Tasks:
1. Answer from the text on Katherine Mansfield:
(a) At what age did Mansfield die?
(b) Whose phrase calls her "the brassy little shopgirl of literature"?
(c) What title did "The Aloe" take when it was rewritten?
2. Write out the stretch of the text on Katherine Mansfield from "It would be" through "of her tone.", word for word.

BEGIN Text excerpt

She was disliked, both as a person and as a writer; she was also revered as both. Not many took a position between these two attitudes, although some alternated, bewildered and fascinated. The fascination continues; this is the second major biography Katherine Mansfield has received in two years* (and I must declare an interest: I have one in hand). Whether, when she was living, her power to fascinate stood her in good stead is a reasonable question to ask. Wyndham Lewis, quoted by Antony Alpers, referred to “the famous New Zealand Mag-story writer” having been “advertised and pushed cynically.” The implication is that her success was due to nonliterary causes, her personality, her attractiveness, her connections, etc. Yet it has continued among readers, surviving both the ill-judged attempts of her husband Middleton Murry to sanctify her for literature and the condescension of critics who never knew her but dislike her legend—Frank O’Connor’s phrase about “the brassy little shopgirl of literature,” for example.

It would be absurd to try to disconnect the life and the work. She herself was heartily dissatisfied with her own achievement at the end, and even her warmest admirers have to make what they can of the small quantity of first-rate Mansfield. She died at thirty-four and illness was destroying her steadily throughout most of her adult life, first undiagnosed and untreated gonorrhea and then tuberculosis. Poverty, or the fear of poverty, and an inability to settle in one place or let anyone settle her played their parts. Mr. Alpers points to her sense of insecurity—the cultural insecurity, he suggests, of the uprooted colonial—which he makes responsible for much of the “peculiar intimacy” of her tone.

She cared a great deal for friendship. She continually sent out letters, making offerings, seeking reassurance. But she was not an easy friend. The predominant impression from all those letters to her lovers and Murry, to Ottoline Morrell, Virginia Woolf, and Bertrand Russell, and to her fellow-expatriates, the Russian Koteliansky and her cousin Elizabeth—now so carefully gathered in the great libraries of three continents—is of someone isolated not merely from the country of her birth and her family, which she chose to leave, but among the people surrounding her in adult life. It is as though she put so much energy into breaking away from the confines of her New Zealand background that she damaged herself and lost the art of establishing a close and undefended intimacy.

In her fiction too it is the rigidity, the consistency of each character’s isolation that gives the particular quality and stamp of Mansfield. In the early stories, such as “A Birthday,” “Germans at Meat,” “The Swing of the Pendulum,” “A Truthful Adventure,” and “An Indiscreet Journey,” the cold, sharp eye of the separate and defensive young woman observes her fellow men and women and finds them wanting. Beneath family complacency she divines cruelty and terror. Later Mansfield gave her characters a more inward sense of isolation; they see and enjoy and suffer the world but are pierced with the knowledge that, although they watch one another and exchange words, they do not share real joy or real desolation, which are experienced alone. This is the burden of her finest work: “The Daughters of the Late Colonel,” “The Man Without a Temperament,” “Her First Ball,” “The Garden Party,” and of course “The Aloe,” rewritten as “Prelude,” and its sequel “At the Bay.”

END Text excerpt
BEGIN Supplied material

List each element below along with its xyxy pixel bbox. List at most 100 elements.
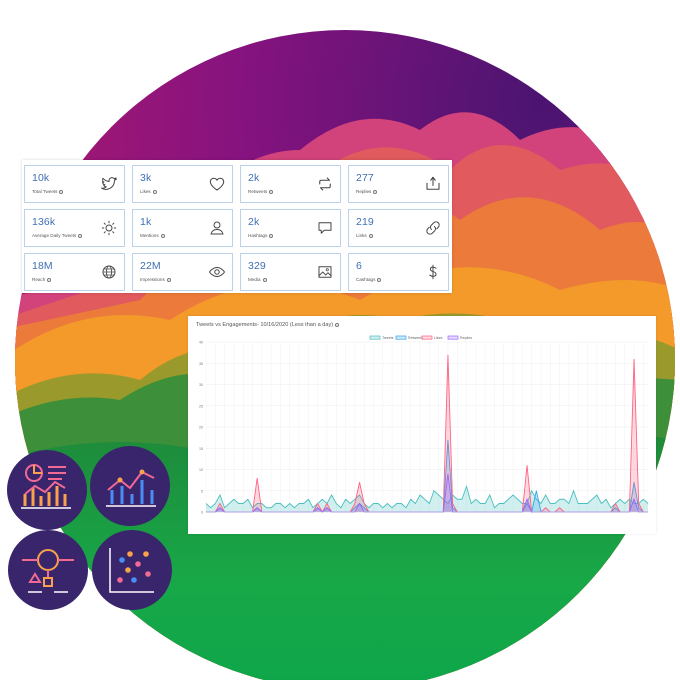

END Supplied material

Answers in order:
1.
(a) Thirty-four.
(b) Frank O'Connor's.
(c) "Prelude."

2.
It would be absurd to try to disconnect the life and the work. She herself was heartily dissatisfied with her own achievement at the end, and even her warmest admirers have to make what they can of the small quantity of first-rate Mansfield. She died at thirty-four and illness was destroying her steadily throughout most of her adult life, first undiagnosed and untreated gonorrhea and then tuberculosis. Poverty, or the fear of poverty, and an inability to settle in one place or let anyone settle her played their parts. Mr. Alpers points to her sense of insecurity—the cultural insecurity, he suggests, of the uprooted colonial—which he makes responsible for much of the “peculiar intimacy” of her tone.